> **Task goal**: Output every line of the data below exactly as it appears, but leave out the pictures.

> **Excerpted data**:
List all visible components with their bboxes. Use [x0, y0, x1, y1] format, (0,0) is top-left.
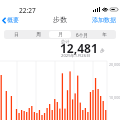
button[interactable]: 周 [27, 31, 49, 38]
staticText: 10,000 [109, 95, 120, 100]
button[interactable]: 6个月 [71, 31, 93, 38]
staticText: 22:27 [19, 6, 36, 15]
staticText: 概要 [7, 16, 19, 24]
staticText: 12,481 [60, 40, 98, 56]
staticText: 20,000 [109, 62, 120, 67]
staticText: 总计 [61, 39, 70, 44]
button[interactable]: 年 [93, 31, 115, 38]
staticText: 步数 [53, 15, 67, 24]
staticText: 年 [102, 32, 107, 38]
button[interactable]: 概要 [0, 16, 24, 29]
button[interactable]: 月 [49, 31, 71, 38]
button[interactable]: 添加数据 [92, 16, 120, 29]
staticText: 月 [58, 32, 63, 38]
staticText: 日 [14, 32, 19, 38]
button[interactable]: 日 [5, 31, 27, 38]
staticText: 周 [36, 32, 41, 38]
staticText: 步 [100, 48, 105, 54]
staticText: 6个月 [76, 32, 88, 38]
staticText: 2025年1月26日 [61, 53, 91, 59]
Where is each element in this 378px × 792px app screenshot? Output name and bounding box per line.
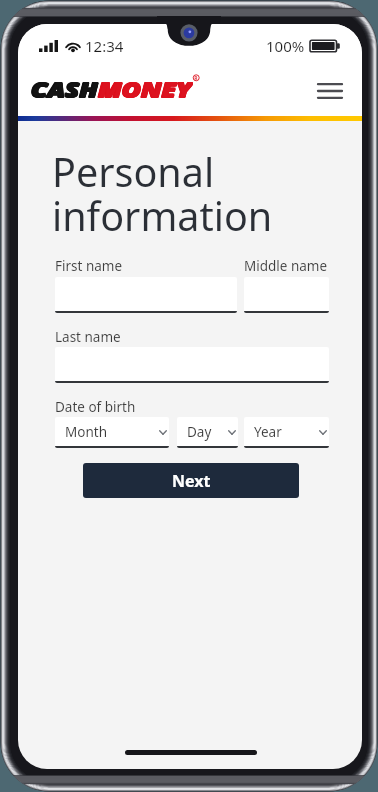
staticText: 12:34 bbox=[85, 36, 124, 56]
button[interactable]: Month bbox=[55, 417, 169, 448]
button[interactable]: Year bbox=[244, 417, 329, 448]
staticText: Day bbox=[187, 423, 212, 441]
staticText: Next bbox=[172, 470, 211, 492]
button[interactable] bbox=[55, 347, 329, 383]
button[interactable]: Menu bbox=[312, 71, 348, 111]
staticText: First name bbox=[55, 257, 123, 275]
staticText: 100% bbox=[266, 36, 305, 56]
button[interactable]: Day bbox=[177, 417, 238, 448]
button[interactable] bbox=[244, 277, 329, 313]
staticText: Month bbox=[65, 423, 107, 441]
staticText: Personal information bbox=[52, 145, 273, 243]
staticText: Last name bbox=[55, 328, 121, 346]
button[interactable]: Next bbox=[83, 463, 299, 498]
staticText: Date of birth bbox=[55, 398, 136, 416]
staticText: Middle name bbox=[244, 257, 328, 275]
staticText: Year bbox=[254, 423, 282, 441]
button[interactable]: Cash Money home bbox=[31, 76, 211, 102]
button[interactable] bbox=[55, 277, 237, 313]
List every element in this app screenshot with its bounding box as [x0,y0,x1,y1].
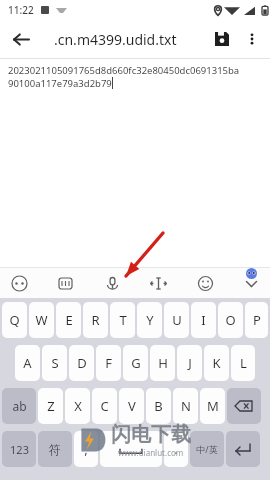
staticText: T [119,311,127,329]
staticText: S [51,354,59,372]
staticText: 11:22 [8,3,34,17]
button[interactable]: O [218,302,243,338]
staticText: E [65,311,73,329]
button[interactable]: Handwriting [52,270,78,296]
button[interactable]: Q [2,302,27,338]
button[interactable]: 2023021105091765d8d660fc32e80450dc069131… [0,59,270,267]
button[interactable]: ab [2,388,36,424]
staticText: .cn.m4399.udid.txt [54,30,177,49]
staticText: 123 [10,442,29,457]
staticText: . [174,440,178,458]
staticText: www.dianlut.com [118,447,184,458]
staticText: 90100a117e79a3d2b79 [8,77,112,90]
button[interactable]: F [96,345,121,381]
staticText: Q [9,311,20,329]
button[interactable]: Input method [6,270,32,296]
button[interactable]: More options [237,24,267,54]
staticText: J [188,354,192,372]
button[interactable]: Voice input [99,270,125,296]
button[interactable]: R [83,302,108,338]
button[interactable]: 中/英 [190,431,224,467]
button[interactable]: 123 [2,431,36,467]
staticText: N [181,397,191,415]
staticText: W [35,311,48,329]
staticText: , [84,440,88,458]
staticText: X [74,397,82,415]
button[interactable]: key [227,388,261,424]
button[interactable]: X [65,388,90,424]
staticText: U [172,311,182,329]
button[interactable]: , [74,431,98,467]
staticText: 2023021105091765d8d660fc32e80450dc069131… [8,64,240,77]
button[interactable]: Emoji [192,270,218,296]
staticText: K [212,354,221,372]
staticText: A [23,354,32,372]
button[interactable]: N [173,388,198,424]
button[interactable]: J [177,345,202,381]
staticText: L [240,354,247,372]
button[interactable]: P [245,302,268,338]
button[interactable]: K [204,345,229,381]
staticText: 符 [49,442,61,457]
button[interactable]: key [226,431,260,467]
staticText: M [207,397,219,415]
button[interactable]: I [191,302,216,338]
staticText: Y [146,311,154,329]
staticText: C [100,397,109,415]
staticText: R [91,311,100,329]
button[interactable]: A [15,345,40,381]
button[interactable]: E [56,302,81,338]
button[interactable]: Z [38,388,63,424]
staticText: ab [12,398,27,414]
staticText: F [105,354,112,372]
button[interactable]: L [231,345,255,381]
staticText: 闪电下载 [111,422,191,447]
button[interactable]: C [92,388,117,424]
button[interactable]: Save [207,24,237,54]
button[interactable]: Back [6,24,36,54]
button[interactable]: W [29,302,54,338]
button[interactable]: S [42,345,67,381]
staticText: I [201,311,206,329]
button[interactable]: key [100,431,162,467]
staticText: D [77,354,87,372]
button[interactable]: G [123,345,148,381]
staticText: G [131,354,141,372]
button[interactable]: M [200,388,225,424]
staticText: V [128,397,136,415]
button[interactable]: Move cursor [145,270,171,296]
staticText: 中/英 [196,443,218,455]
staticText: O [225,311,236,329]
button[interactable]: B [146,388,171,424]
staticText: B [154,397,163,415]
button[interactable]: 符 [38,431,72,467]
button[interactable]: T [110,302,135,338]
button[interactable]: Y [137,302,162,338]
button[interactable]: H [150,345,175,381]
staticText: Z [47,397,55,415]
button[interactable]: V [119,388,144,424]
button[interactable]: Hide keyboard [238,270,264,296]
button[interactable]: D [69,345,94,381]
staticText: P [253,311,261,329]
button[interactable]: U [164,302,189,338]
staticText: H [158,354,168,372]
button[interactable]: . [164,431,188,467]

> **Complete answer**:
List all visible components with their bboxes. Use [x0, y0, x1, y1] format, (0,0) is top-left.
button[interactable]: 周 [27, 31, 49, 38]
staticText: 10,000 [109, 95, 120, 100]
button[interactable]: 6个月 [71, 31, 93, 38]
staticText: 22:27 [19, 6, 36, 15]
staticText: 概要 [7, 16, 19, 24]
staticText: 12,481 [60, 40, 98, 56]
staticText: 20,000 [109, 62, 120, 67]
staticText: 总计 [61, 39, 70, 44]
button[interactable]: 年 [93, 31, 115, 38]
staticText: 步数 [53, 15, 67, 24]
staticText: 年 [102, 32, 107, 38]
button[interactable]: 概要 [0, 16, 24, 29]
button[interactable]: 月 [49, 31, 71, 38]
button[interactable]: 添加数据 [92, 16, 120, 29]
staticText: 月 [58, 32, 63, 38]
staticText: 日 [14, 32, 19, 38]
button[interactable]: 日 [5, 31, 27, 38]
staticText: 周 [36, 32, 41, 38]
staticText: 步 [100, 48, 105, 54]
staticText: 6个月 [76, 32, 88, 38]
staticText: 2025年1月26日 [61, 53, 91, 59]
Where is each element in this 378px × 792px app screenshot? Output name and bounding box per line.
staticText: 12:34 bbox=[85, 36, 124, 56]
button[interactable]: Month bbox=[55, 417, 169, 448]
button[interactable]: Year bbox=[244, 417, 329, 448]
staticText: Day bbox=[187, 423, 212, 441]
staticText: Next bbox=[172, 470, 211, 492]
button[interactable] bbox=[55, 347, 329, 383]
button[interactable]: Menu bbox=[312, 71, 348, 111]
staticText: First name bbox=[55, 257, 123, 275]
staticText: 100% bbox=[266, 36, 305, 56]
button[interactable]: Day bbox=[177, 417, 238, 448]
button[interactable] bbox=[244, 277, 329, 313]
staticText: Month bbox=[65, 423, 107, 441]
staticText: Personal information bbox=[52, 145, 273, 243]
staticText: Last name bbox=[55, 328, 121, 346]
button[interactable]: Next bbox=[83, 463, 299, 498]
staticText: Date of birth bbox=[55, 398, 136, 416]
staticText: Middle name bbox=[244, 257, 328, 275]
staticText: Year bbox=[254, 423, 282, 441]
button[interactable]: Cash Money home bbox=[31, 76, 211, 102]
button[interactable] bbox=[55, 277, 237, 313]
List every element in this app screenshot with its bounding box as [x0,y0,x1,y1].
staticText: T [119,311,127,329]
staticText: S [51,354,59,372]
staticText: 11:22 [8,3,34,17]
button[interactable]: O [218,302,243,338]
staticText: E [65,311,73,329]
button[interactable]: Handwriting [52,270,78,296]
button[interactable]: Q [2,302,27,338]
button[interactable]: 2023021105091765d8d660fc32e80450dc069131… [0,59,270,267]
button[interactable]: ab [2,388,36,424]
staticText: .cn.m4399.udid.txt [54,30,177,49]
staticText: 123 [10,442,29,457]
staticText: . [174,440,178,458]
staticText: www.dianlut.com [118,447,184,458]
staticText: 90100a117e79a3d2b79 [8,77,112,90]
button[interactable]: F [96,345,121,381]
staticText: Q [9,311,20,329]
button[interactable]: Input method [6,270,32,296]
button[interactable]: More options [237,24,267,54]
staticText: J [188,354,192,372]
button[interactable]: Voice input [99,270,125,296]
button[interactable]: R [83,302,108,338]
button[interactable]: 中/英 [190,431,224,467]
button[interactable]: 123 [2,431,36,467]
staticText: N [181,397,191,415]
staticText: W [35,311,48,329]
staticText: , [84,440,88,458]
staticText: X [74,397,82,415]
button[interactable]: key [227,388,261,424]
button[interactable]: X [65,388,90,424]
staticText: U [172,311,182,329]
button[interactable]: , [74,431,98,467]
staticText: 2023021105091765d8d660fc32e80450dc069131… [8,64,240,77]
button[interactable]: Emoji [192,270,218,296]
staticText: K [212,354,221,372]
staticText: A [23,354,32,372]
button[interactable]: N [173,388,198,424]
button[interactable]: J [177,345,202,381]
staticText: L [240,354,247,372]
button[interactable]: P [245,302,268,338]
button[interactable]: K [204,345,229,381]
staticText: 符 [49,442,61,457]
button[interactable]: key [226,431,260,467]
staticText: M [207,397,219,415]
button[interactable]: I [191,302,216,338]
staticText: Y [146,311,154,329]
staticText: C [100,397,109,415]
staticText: R [91,311,100,329]
button[interactable]: A [15,345,40,381]
button[interactable]: E [56,302,81,338]
button[interactable]: Z [38,388,63,424]
staticText: ab [12,398,27,414]
staticText: F [105,354,112,372]
button[interactable]: L [231,345,255,381]
staticText: 闪电下载 [111,422,191,447]
button[interactable]: C [92,388,117,424]
button[interactable]: Save [207,24,237,54]
button[interactable]: Back [6,24,36,54]
button[interactable]: W [29,302,54,338]
button[interactable]: S [42,345,67,381]
staticText: I [201,311,206,329]
button[interactable]: key [100,431,162,467]
staticText: D [77,354,87,372]
button[interactable]: G [123,345,148,381]
staticText: G [131,354,141,372]
button[interactable]: M [200,388,225,424]
staticText: V [128,397,136,415]
button[interactable]: Move cursor [145,270,171,296]
staticText: 中/英 [196,443,218,455]
staticText: O [225,311,236,329]
button[interactable]: B [146,388,171,424]
staticText: B [154,397,163,415]
button[interactable]: 符 [38,431,72,467]
button[interactable]: T [110,302,135,338]
button[interactable]: Y [137,302,162,338]
button[interactable]: H [150,345,175,381]
staticText: Z [47,397,55,415]
button[interactable]: V [119,388,144,424]
button[interactable]: Hide keyboard [238,270,264,296]
button[interactable]: D [69,345,94,381]
staticText: P [253,311,261,329]
button[interactable]: U [164,302,189,338]
staticText: H [158,354,168,372]
button[interactable]: . [164,431,188,467]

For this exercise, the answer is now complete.